-- Goal of the exercise --
Extract each line of the data below exactly as written.

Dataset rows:
• • • • • • •
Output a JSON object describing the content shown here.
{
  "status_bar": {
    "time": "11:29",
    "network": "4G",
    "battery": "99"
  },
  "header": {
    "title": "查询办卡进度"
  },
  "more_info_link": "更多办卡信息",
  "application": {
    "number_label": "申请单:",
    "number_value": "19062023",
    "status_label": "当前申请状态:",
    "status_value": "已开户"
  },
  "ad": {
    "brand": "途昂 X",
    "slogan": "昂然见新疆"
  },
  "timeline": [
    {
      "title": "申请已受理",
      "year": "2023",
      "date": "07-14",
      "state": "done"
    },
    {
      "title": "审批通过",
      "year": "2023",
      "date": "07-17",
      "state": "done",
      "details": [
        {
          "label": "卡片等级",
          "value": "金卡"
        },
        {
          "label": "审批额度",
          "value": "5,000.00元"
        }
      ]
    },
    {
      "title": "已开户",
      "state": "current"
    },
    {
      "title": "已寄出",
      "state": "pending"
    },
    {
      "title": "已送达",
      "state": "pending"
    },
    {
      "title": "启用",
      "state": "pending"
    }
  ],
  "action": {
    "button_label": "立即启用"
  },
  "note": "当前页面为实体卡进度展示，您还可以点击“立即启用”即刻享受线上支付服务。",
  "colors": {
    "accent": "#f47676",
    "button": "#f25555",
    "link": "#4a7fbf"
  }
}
• • • • • • •
-- Output for this exercise --
Output a JSON object describing the content shown here.
{
  "status_bar": {
    "time": "11:29",
    "network": "4G",
    "battery": "99"
  },
  "header": {
    "title": "查询办卡进度"
  },
  "more_info_link": "更多办卡信息",
  "application": {
    "number_label": "申请单:",
    "number_value": "19062023",
    "status_label": "当前申请状态:",
    "status_value": "已开户"
  },
  "ad": {
    "brand": "途昂 X",
    "slogan": "昂然见新疆"
  },
  "timeline": [
    {
      "title": "申请已受理",
      "year": "2023",
      "date": "07-14",
      "state": "done"
    },
    {
      "title": "审批通过",
      "year": "2023",
      "date": "07-17",
      "state": "done",
      "details": [
        {
          "label": "卡片等级",
          "value": "金卡"
        },
        {
          "label": "审批额度",
          "value": "5,000.00元"
        }
      ]
    },
    {
      "title": "已开户",
      "state": "current"
    },
    {
      "title": "已寄出",
      "state": "pending"
    },
    {
      "title": "已送达",
      "state": "pending"
    },
    {
      "title": "启用",
      "state": "pending"
    }
  ],
  "action": {
    "button_label": "立即启用"
  },
  "note": "当前页面为实体卡进度展示，您还可以点击“立即启用”即刻享受线上支付服务。",
  "colors": {
    "accent": "#f47676",
    "button": "#f25555",
    "link": "#4a7fbf"
  }
}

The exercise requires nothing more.